» Instructions to follow: Reproduce all lines of the listing below in which the word "color" occurs.

» Task input:
--

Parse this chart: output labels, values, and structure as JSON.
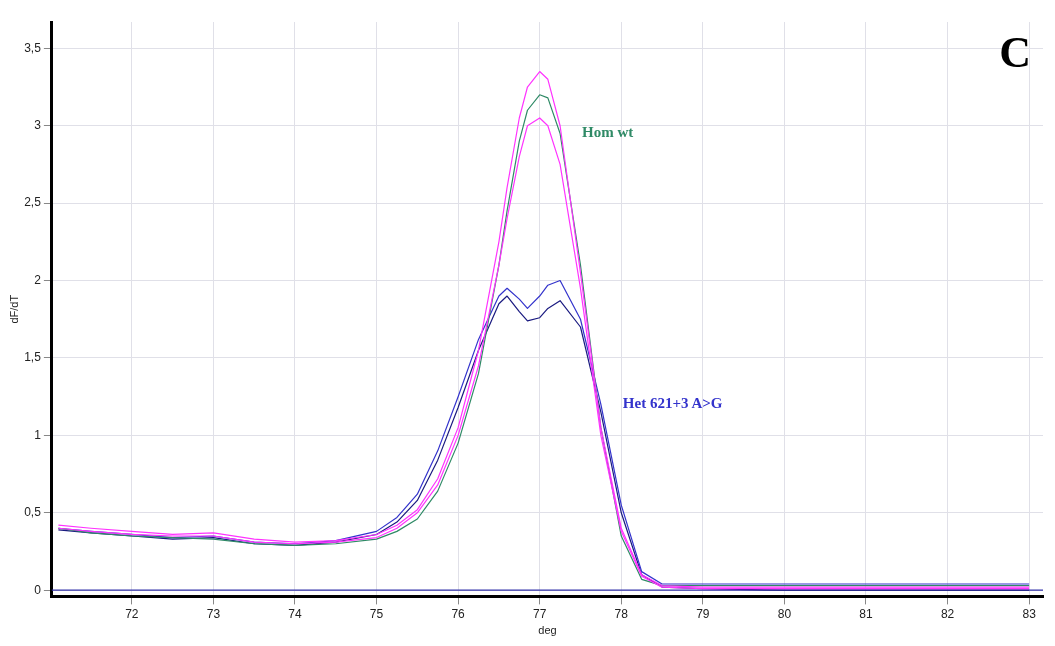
{
  "chart_data": {
    "type": "line",
    "xlabel": "deg",
    "ylabel": "dF/dT",
    "annotations": [
      "C"
    ],
    "x": [
      71.1,
      71.5,
      72,
      72.5,
      73,
      73.5,
      74,
      74.5,
      75,
      75.25,
      75.5,
      75.75,
      76,
      76.25,
      76.5,
      76.6,
      76.75,
      76.85,
      77,
      77.1,
      77.25,
      77.5,
      77.75,
      78,
      78.25,
      78.5,
      79,
      80,
      81,
      82,
      83
    ],
    "series": [
      {
        "color": "#ff33ff",
        "values": [
          0.42,
          0.4,
          0.38,
          0.36,
          0.37,
          0.33,
          0.31,
          0.32,
          0.36,
          0.42,
          0.52,
          0.72,
          1.05,
          1.55,
          2.25,
          2.6,
          3.05,
          3.25,
          3.35,
          3.3,
          3.0,
          2.05,
          1.05,
          0.4,
          0.1,
          0.03,
          0.02,
          0.02,
          0.02,
          0.02,
          0.02
        ]
      },
      {
        "color": "#ff33ff",
        "values": [
          0.4,
          0.38,
          0.36,
          0.35,
          0.35,
          0.31,
          0.3,
          0.31,
          0.34,
          0.4,
          0.5,
          0.68,
          1.0,
          1.45,
          2.1,
          2.4,
          2.8,
          3.0,
          3.05,
          3.0,
          2.75,
          1.95,
          1.0,
          0.38,
          0.09,
          0.02,
          0.01,
          0.01,
          0.01,
          0.01,
          0.01
        ]
      },
      {
        "name": "Hom wt",
        "color": "#2f8a66",
        "values": [
          0.4,
          0.37,
          0.35,
          0.34,
          0.33,
          0.3,
          0.29,
          0.3,
          0.33,
          0.38,
          0.46,
          0.64,
          0.95,
          1.4,
          2.1,
          2.45,
          2.9,
          3.1,
          3.2,
          3.18,
          2.95,
          2.1,
          1.05,
          0.35,
          0.07,
          0.03,
          0.03,
          0.03,
          0.03,
          0.03,
          0.03
        ]
      },
      {
        "name": "Het 621+3 A>G",
        "color": "#3333cc",
        "values": [
          0.4,
          0.38,
          0.36,
          0.34,
          0.35,
          0.31,
          0.3,
          0.32,
          0.38,
          0.47,
          0.62,
          0.9,
          1.25,
          1.62,
          1.9,
          1.95,
          1.88,
          1.82,
          1.9,
          1.97,
          2.0,
          1.75,
          1.2,
          0.55,
          0.12,
          0.04,
          0.04,
          0.04,
          0.04,
          0.04,
          0.04
        ]
      },
      {
        "color": "#1a1a80",
        "values": [
          0.39,
          0.37,
          0.35,
          0.33,
          0.34,
          0.3,
          0.29,
          0.31,
          0.36,
          0.44,
          0.58,
          0.84,
          1.18,
          1.55,
          1.85,
          1.9,
          1.8,
          1.74,
          1.76,
          1.82,
          1.87,
          1.7,
          1.15,
          0.5,
          0.1,
          0.02,
          0.01,
          0.0,
          0.0,
          0.0,
          0.0
        ]
      }
    ],
    "xlim": [
      71.02,
      83.17
    ],
    "ylim": [
      -0.04,
      3.67
    ],
    "xticks": [
      72,
      73,
      74,
      75,
      76,
      77,
      78,
      79,
      80,
      81,
      82,
      83
    ],
    "yticks": [
      0,
      {
        "value": 0.5,
        "label": "0,5"
      },
      1,
      {
        "value": 1.5,
        "label": "1,5"
      },
      2,
      {
        "value": 2.5,
        "label": "2,5"
      },
      3,
      {
        "value": 3.5,
        "label": "3,5"
      }
    ],
    "ref_lines": [
      {
        "axis": "y",
        "value": 0,
        "color": "#3333aa"
      }
    ],
    "grid": true,
    "legend": false,
    "marker": "none",
    "line_style": "solid"
  }
}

--

» The output:
        "color": "#ff33ff",
        "color": "#ff33ff",
        "color": "#2f8a66",
        "color": "#3333cc",
        "color": "#1a1a80",
        "color": "#3333aa"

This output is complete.